- **EXERCISE DETAILS**: Write the data out again in full, with no departure from the original.

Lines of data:
::::::
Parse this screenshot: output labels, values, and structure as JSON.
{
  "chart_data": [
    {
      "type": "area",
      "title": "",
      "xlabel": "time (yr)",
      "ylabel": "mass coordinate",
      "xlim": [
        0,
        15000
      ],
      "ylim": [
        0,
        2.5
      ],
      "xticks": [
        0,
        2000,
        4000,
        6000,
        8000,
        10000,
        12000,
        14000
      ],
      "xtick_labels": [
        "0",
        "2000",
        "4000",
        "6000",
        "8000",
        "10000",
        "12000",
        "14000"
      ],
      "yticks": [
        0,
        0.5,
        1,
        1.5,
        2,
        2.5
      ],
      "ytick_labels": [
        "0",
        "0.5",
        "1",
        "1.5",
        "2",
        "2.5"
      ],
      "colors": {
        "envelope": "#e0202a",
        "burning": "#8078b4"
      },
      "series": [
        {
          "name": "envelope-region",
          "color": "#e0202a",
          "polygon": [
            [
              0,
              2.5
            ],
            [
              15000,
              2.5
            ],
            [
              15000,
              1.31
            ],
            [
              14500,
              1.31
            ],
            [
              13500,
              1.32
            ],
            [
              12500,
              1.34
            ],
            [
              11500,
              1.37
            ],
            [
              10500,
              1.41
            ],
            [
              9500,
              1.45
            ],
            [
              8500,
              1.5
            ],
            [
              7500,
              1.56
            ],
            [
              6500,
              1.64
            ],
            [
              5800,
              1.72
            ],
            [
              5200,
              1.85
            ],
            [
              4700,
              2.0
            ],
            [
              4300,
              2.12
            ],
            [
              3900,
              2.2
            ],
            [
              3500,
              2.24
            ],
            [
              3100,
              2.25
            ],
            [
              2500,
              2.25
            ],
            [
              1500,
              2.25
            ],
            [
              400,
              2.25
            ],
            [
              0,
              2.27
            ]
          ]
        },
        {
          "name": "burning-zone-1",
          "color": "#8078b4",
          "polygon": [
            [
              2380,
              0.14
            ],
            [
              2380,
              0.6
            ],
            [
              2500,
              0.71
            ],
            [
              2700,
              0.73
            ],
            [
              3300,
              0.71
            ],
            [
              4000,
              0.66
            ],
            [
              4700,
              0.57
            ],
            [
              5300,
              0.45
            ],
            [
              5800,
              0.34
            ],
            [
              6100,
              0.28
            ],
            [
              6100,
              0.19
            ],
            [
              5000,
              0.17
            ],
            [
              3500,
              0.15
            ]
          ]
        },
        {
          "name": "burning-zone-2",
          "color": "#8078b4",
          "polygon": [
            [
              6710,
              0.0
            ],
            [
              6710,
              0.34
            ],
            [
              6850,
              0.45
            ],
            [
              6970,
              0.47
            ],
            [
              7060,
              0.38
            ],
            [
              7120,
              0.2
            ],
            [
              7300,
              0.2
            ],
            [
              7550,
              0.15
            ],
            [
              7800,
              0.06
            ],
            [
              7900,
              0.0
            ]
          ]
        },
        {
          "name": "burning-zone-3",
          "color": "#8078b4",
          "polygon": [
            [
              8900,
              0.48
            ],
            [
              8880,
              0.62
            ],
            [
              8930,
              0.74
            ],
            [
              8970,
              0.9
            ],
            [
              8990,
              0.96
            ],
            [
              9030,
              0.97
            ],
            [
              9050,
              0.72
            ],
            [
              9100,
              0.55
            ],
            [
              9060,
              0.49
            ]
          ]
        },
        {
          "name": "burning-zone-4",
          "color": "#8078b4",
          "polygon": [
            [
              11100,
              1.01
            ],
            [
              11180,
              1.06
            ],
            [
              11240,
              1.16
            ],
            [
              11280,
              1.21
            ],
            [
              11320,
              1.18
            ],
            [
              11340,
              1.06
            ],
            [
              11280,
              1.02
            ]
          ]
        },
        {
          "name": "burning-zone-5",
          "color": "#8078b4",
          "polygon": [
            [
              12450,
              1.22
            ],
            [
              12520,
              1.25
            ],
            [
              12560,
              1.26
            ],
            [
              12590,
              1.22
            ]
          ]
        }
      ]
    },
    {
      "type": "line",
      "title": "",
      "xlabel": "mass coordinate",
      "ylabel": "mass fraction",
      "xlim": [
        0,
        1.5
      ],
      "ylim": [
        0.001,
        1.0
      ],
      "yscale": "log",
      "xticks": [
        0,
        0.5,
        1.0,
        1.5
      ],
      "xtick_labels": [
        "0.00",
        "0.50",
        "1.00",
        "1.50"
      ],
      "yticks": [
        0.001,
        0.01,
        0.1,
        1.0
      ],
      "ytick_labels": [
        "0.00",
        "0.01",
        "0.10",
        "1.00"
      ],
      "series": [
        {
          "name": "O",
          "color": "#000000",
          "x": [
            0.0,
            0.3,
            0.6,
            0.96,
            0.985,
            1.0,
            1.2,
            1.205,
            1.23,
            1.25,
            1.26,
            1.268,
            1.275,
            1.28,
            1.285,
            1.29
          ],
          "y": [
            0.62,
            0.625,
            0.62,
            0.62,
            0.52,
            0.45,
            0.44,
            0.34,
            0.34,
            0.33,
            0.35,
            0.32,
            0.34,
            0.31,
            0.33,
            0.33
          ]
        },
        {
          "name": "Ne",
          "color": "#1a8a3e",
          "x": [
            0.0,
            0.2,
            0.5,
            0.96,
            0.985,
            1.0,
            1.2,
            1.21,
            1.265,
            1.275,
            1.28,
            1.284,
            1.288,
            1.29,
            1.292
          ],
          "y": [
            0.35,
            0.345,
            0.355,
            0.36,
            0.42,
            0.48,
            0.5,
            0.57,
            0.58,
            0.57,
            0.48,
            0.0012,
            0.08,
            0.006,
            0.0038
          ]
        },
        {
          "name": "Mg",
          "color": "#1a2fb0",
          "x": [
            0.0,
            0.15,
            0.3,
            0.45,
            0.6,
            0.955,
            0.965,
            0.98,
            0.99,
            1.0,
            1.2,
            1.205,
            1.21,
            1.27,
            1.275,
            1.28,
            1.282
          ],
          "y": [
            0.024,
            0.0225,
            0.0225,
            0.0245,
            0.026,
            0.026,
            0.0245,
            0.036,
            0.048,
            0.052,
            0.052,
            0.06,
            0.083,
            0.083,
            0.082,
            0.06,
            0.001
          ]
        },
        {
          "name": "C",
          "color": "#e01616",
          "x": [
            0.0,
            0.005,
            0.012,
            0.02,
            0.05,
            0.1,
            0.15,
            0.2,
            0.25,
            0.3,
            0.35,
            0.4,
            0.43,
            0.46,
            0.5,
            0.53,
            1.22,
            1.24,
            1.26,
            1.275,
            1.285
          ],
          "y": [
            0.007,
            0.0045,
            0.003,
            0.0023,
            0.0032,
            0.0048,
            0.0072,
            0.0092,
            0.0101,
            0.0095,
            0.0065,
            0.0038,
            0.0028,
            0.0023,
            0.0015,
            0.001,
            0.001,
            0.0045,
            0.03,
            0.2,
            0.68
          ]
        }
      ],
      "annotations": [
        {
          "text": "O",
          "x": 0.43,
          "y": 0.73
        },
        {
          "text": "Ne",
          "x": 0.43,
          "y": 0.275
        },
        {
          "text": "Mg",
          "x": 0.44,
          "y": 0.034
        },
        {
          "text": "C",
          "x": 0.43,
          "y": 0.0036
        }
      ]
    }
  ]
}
::::::
- **WRITTEN ANSWER**:
Parse this screenshot: output labels, values, and structure as JSON.
{
  "chart_data": [
    {
      "type": "area",
      "title": "",
      "xlabel": "time (yr)",
      "ylabel": "mass coordinate",
      "xlim": [
        0,
        15000
      ],
      "ylim": [
        0,
        2.5
      ],
      "xticks": [
        0,
        2000,
        4000,
        6000,
        8000,
        10000,
        12000,
        14000
      ],
      "xtick_labels": [
        "0",
        "2000",
        "4000",
        "6000",
        "8000",
        "10000",
        "12000",
        "14000"
      ],
      "yticks": [
        0,
        0.5,
        1,
        1.5,
        2,
        2.5
      ],
      "ytick_labels": [
        "0",
        "0.5",
        "1",
        "1.5",
        "2",
        "2.5"
      ],
      "colors": {
        "envelope": "#e0202a",
        "burning": "#8078b4"
      },
      "series": [
        {
          "name": "envelope-region",
          "color": "#e0202a",
          "polygon": [
            [
              0,
              2.5
            ],
            [
              15000,
              2.5
            ],
            [
              15000,
              1.31
            ],
            [
              14500,
              1.31
            ],
            [
              13500,
              1.32
            ],
            [
              12500,
              1.34
            ],
            [
              11500,
              1.37
            ],
            [
              10500,
              1.41
            ],
            [
              9500,
              1.45
            ],
            [
              8500,
              1.5
            ],
            [
              7500,
              1.56
            ],
            [
              6500,
              1.64
            ],
            [
              5800,
              1.72
            ],
            [
              5200,
              1.85
            ],
            [
              4700,
              2.0
            ],
            [
              4300,
              2.12
            ],
            [
              3900,
              2.2
            ],
            [
              3500,
              2.24
            ],
            [
              3100,
              2.25
            ],
            [
              2500,
              2.25
            ],
            [
              1500,
              2.25
            ],
            [
              400,
              2.25
            ],
            [
              0,
              2.27
            ]
          ]
        },
        {
          "name": "burning-zone-1",
          "color": "#8078b4",
          "polygon": [
            [
              2380,
              0.14
            ],
            [
              2380,
              0.6
            ],
            [
              2500,
              0.71
            ],
            [
              2700,
              0.73
            ],
            [
              3300,
              0.71
            ],
            [
              4000,
              0.66
            ],
            [
              4700,
              0.57
            ],
            [
              5300,
              0.45
            ],
            [
              5800,
              0.34
            ],
            [
              6100,
              0.28
            ],
            [
              6100,
              0.19
            ],
            [
              5000,
              0.17
            ],
            [
              3500,
              0.15
            ]
          ]
        },
        {
          "name": "burning-zone-2",
          "color": "#8078b4",
          "polygon": [
            [
              6710,
              0.0
            ],
            [
              6710,
              0.34
            ],
            [
              6850,
              0.45
            ],
            [
              6970,
              0.47
            ],
            [
              7060,
              0.38
            ],
            [
              7120,
              0.2
            ],
            [
              7300,
              0.2
            ],
            [
              7550,
              0.15
            ],
            [
              7800,
              0.06
            ],
            [
              7900,
              0.0
            ]
          ]
        },
        {
          "name": "burning-zone-3",
          "color": "#8078b4",
          "polygon": [
            [
              8900,
              0.48
            ],
            [
              8880,
              0.62
            ],
            [
              8930,
              0.74
            ],
            [
              8970,
              0.9
            ],
            [
              8990,
              0.96
            ],
            [
              9030,
              0.97
            ],
            [
              9050,
              0.72
            ],
            [
              9100,
              0.55
            ],
            [
              9060,
              0.49
            ]
          ]
        },
        {
          "name": "burning-zone-4",
          "color": "#8078b4",
          "polygon": [
            [
              11100,
              1.01
            ],
            [
              11180,
              1.06
            ],
            [
              11240,
              1.16
            ],
            [
              11280,
              1.21
            ],
            [
              11320,
              1.18
            ],
            [
              11340,
              1.06
            ],
            [
              11280,
              1.02
            ]
          ]
        },
        {
          "name": "burning-zone-5",
          "color": "#8078b4",
          "polygon": [
            [
              12450,
              1.22
            ],
            [
              12520,
              1.25
            ],
            [
              12560,
              1.26
            ],
            [
              12590,
              1.22
            ]
          ]
        }
      ]
    },
    {
      "type": "line",
      "title": "",
      "xlabel": "mass coordinate",
      "ylabel": "mass fraction",
      "xlim": [
        0,
        1.5
      ],
      "ylim": [
        0.001,
        1.0
      ],
      "yscale": "log",
      "xticks": [
        0,
        0.5,
        1.0,
        1.5
      ],
      "xtick_labels": [
        "0.00",
        "0.50",
        "1.00",
        "1.50"
      ],
      "yticks": [
        0.001,
        0.01,
        0.1,
        1.0
      ],
      "ytick_labels": [
        "0.00",
        "0.01",
        "0.10",
        "1.00"
      ],
      "series": [
        {
          "name": "O",
          "color": "#000000",
          "x": [
            0.0,
            0.3,
            0.6,
            0.96,
            0.985,
            1.0,
            1.2,
            1.205,
            1.23,
            1.25,
            1.26,
            1.268,
            1.275,
            1.28,
            1.285,
            1.29
          ],
          "y": [
            0.62,
            0.625,
            0.62,
            0.62,
            0.52,
            0.45,
            0.44,
            0.34,
            0.34,
            0.33,
            0.35,
            0.32,
            0.34,
            0.31,
            0.33,
            0.33
          ]
        },
        {
          "name": "Ne",
          "color": "#1a8a3e",
          "x": [
            0.0,
            0.2,
            0.5,
            0.96,
            0.985,
            1.0,
            1.2,
            1.21,
            1.265,
            1.275,
            1.28,
            1.284,
            1.288,
            1.29,
            1.292
          ],
          "y": [
            0.35,
            0.345,
            0.355,
            0.36,
            0.42,
            0.48,
            0.5,
            0.57,
            0.58,
            0.57,
            0.48,
            0.0012,
            0.08,
            0.006,
            0.0038
          ]
        },
        {
          "name": "Mg",
          "color": "#1a2fb0",
          "x": [
            0.0,
            0.15,
            0.3,
            0.45,
            0.6,
            0.955,
            0.965,
            0.98,
            0.99,
            1.0,
            1.2,
            1.205,
            1.21,
            1.27,
            1.275,
            1.28,
            1.282
          ],
          "y": [
            0.024,
            0.0225,
            0.0225,
            0.0245,
            0.026,
            0.026,
            0.0245,
            0.036,
            0.048,
            0.052,
            0.052,
            0.06,
            0.083,
            0.083,
            0.082,
            0.06,
            0.001
          ]
        },
        {
          "name": "C",
          "color": "#e01616",
          "x": [
            0.0,
            0.005,
            0.012,
            0.02,
            0.05,
            0.1,
            0.15,
            0.2,
            0.25,
            0.3,
            0.35,
            0.4,
            0.43,
            0.46,
            0.5,
            0.53,
            1.22,
            1.24,
            1.26,
            1.275,
            1.285
          ],
          "y": [
            0.007,
            0.0045,
            0.003,
            0.0023,
            0.0032,
            0.0048,
            0.0072,
            0.0092,
            0.0101,
            0.0095,
            0.0065,
            0.0038,
            0.0028,
            0.0023,
            0.0015,
            0.001,
            0.001,
            0.0045,
            0.03,
            0.2,
            0.68
          ]
        }
      ],
      "annotations": [
        {
          "text": "O",
          "x": 0.43,
          "y": 0.73
        },
        {
          "text": "Ne",
          "x": 0.43,
          "y": 0.275
        },
        {
          "text": "Mg",
          "x": 0.44,
          "y": 0.034
        },
        {
          "text": "C",
          "x": 0.43,
          "y": 0.0036
        }
      ]
    }
  ]
}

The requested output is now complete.